Goal of the exercise: From the listing below, pick out each line with the word "xlabel".

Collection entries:
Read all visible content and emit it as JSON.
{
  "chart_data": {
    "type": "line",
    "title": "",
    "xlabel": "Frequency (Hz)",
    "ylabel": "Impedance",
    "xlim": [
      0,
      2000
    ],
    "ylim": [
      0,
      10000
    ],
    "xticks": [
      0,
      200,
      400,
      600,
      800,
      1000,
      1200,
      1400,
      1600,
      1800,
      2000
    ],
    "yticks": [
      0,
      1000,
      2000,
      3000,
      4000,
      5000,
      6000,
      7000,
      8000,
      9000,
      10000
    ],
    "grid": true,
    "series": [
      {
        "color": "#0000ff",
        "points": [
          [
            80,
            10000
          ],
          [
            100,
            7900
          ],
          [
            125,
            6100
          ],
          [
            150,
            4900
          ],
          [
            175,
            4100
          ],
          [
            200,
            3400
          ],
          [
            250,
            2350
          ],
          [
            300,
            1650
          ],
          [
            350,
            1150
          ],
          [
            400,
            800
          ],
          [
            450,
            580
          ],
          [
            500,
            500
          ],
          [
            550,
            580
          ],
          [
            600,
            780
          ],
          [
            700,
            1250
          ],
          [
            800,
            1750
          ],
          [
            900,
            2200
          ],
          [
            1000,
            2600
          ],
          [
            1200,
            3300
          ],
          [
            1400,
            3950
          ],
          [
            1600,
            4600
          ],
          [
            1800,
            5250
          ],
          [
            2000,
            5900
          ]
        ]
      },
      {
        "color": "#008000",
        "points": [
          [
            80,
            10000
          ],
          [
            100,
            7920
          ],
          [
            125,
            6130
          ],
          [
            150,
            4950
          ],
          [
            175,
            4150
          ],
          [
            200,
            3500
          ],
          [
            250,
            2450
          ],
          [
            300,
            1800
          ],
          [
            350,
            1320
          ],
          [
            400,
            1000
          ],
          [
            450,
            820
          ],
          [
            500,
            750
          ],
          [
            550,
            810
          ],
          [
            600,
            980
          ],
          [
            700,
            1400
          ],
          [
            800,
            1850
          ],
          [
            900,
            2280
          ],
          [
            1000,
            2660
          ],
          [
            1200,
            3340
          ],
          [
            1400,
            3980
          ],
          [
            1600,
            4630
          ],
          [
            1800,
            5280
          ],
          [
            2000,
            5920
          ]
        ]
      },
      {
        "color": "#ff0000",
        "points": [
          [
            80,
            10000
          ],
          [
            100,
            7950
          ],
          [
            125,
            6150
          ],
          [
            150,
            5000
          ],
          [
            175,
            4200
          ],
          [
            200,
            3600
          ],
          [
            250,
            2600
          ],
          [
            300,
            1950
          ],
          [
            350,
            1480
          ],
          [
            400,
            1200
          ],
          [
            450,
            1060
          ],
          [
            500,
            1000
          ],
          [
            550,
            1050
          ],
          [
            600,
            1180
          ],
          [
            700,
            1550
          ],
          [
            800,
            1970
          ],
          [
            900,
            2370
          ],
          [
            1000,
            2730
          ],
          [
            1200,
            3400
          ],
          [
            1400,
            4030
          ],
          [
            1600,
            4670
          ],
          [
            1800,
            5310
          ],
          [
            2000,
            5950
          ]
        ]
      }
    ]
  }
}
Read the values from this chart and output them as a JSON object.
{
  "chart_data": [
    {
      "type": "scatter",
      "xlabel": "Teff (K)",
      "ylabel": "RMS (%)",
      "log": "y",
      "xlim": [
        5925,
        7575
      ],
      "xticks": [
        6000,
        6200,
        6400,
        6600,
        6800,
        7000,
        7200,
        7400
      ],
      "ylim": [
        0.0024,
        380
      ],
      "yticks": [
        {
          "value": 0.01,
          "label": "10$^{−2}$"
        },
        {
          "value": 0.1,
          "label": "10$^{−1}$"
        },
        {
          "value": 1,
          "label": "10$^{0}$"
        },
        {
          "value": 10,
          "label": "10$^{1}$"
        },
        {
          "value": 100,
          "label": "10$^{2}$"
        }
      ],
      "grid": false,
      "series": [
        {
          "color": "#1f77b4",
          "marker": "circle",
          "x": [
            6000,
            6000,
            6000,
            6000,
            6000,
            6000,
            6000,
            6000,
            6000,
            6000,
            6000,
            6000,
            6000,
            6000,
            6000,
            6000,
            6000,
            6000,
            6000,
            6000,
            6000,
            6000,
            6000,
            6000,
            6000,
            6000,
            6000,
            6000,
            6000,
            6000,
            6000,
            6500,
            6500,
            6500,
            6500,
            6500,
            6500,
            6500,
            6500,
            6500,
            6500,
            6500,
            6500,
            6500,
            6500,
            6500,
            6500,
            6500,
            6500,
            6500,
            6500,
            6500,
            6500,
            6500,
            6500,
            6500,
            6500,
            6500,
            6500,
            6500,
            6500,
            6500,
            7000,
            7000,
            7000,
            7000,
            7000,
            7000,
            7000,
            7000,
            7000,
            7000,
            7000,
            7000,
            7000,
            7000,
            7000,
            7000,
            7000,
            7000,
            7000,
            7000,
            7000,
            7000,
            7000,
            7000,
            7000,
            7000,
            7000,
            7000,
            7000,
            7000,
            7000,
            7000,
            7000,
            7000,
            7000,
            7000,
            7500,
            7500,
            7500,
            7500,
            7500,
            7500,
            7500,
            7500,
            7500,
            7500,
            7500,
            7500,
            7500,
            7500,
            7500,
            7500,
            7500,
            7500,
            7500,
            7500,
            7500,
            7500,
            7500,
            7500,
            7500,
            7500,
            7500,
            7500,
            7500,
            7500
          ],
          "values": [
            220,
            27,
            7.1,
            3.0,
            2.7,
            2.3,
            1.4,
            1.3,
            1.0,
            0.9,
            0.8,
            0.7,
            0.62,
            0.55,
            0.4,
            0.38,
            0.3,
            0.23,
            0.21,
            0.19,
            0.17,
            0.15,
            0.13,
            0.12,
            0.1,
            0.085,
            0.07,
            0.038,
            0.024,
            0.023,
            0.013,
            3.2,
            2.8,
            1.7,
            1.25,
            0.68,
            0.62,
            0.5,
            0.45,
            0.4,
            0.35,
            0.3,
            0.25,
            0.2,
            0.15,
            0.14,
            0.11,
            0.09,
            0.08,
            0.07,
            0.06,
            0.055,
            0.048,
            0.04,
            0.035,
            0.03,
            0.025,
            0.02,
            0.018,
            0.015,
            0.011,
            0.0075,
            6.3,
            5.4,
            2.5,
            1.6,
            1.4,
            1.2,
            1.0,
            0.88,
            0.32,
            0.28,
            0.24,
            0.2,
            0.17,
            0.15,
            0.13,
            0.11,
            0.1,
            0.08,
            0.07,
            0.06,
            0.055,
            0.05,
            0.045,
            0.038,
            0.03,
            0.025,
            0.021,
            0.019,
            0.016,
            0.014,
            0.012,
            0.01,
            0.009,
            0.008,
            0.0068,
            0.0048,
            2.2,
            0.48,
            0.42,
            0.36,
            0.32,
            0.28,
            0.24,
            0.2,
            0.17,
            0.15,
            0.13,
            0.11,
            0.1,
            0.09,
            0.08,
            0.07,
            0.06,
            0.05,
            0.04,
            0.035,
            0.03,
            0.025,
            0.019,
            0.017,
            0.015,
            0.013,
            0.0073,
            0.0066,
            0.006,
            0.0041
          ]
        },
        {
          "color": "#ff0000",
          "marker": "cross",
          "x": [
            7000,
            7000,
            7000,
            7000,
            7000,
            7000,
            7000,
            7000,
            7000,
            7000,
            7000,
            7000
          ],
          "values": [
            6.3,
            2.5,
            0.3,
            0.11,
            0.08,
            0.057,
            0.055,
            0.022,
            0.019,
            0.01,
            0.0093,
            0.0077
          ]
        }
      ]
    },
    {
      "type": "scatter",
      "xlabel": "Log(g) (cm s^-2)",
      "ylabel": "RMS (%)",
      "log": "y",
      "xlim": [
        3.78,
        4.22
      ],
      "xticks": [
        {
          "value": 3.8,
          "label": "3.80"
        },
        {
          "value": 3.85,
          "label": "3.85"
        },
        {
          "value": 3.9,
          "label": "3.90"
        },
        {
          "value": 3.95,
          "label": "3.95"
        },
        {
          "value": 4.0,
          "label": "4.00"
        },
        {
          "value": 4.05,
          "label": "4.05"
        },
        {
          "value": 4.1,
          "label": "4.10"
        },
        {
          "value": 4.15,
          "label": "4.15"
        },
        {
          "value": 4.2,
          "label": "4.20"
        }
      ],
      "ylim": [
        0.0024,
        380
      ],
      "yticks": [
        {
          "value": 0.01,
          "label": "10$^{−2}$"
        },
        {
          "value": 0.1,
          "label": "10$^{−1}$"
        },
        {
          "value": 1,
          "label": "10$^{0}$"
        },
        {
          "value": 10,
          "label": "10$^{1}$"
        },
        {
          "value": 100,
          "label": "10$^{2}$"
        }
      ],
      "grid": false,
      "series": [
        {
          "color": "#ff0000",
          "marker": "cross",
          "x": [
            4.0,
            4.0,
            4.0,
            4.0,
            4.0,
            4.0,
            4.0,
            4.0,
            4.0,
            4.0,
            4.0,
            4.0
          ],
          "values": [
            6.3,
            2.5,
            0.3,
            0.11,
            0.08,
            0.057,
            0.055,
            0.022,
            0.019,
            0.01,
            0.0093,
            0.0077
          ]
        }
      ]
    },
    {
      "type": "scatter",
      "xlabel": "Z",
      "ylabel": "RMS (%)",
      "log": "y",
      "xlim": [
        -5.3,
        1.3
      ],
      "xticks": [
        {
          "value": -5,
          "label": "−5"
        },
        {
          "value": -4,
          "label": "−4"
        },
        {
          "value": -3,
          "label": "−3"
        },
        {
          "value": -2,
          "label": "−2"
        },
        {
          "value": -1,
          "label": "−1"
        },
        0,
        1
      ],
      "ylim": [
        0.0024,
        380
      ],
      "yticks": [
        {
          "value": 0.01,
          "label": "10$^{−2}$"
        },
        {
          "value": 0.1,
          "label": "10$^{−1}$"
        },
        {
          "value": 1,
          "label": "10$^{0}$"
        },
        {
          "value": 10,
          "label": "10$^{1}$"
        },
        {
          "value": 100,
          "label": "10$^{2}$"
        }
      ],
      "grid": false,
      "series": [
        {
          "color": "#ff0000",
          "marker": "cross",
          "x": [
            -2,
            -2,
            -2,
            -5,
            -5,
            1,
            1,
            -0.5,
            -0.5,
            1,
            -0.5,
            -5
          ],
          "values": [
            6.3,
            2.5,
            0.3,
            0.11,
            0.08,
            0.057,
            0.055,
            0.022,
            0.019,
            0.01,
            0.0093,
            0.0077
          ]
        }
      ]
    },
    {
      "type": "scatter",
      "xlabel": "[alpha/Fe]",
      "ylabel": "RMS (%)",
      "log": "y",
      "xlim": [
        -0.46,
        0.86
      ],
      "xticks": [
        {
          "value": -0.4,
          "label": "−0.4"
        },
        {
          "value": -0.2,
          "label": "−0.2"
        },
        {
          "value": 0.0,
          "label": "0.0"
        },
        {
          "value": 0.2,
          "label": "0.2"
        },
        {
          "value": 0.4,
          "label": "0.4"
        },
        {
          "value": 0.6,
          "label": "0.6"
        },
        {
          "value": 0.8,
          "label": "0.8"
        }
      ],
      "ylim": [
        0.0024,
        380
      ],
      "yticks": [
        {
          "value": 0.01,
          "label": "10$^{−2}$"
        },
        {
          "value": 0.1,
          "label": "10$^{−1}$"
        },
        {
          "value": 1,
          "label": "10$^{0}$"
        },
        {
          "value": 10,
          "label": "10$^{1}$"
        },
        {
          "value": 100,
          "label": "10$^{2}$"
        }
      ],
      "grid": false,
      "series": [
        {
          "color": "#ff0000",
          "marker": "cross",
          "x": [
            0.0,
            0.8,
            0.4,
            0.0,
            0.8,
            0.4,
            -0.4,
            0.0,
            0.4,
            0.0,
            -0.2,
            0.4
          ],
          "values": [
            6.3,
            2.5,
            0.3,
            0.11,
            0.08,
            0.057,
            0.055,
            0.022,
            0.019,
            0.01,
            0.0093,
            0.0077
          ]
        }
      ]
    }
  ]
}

Answer:
    "xlabel": "Frequency (Hz)",
      "xlabel": "Teff (K)",
      "xlabel": "Log(g) (cm s^-2)",
      "xlabel": "Z",
      "xlabel": "[alpha/Fe]",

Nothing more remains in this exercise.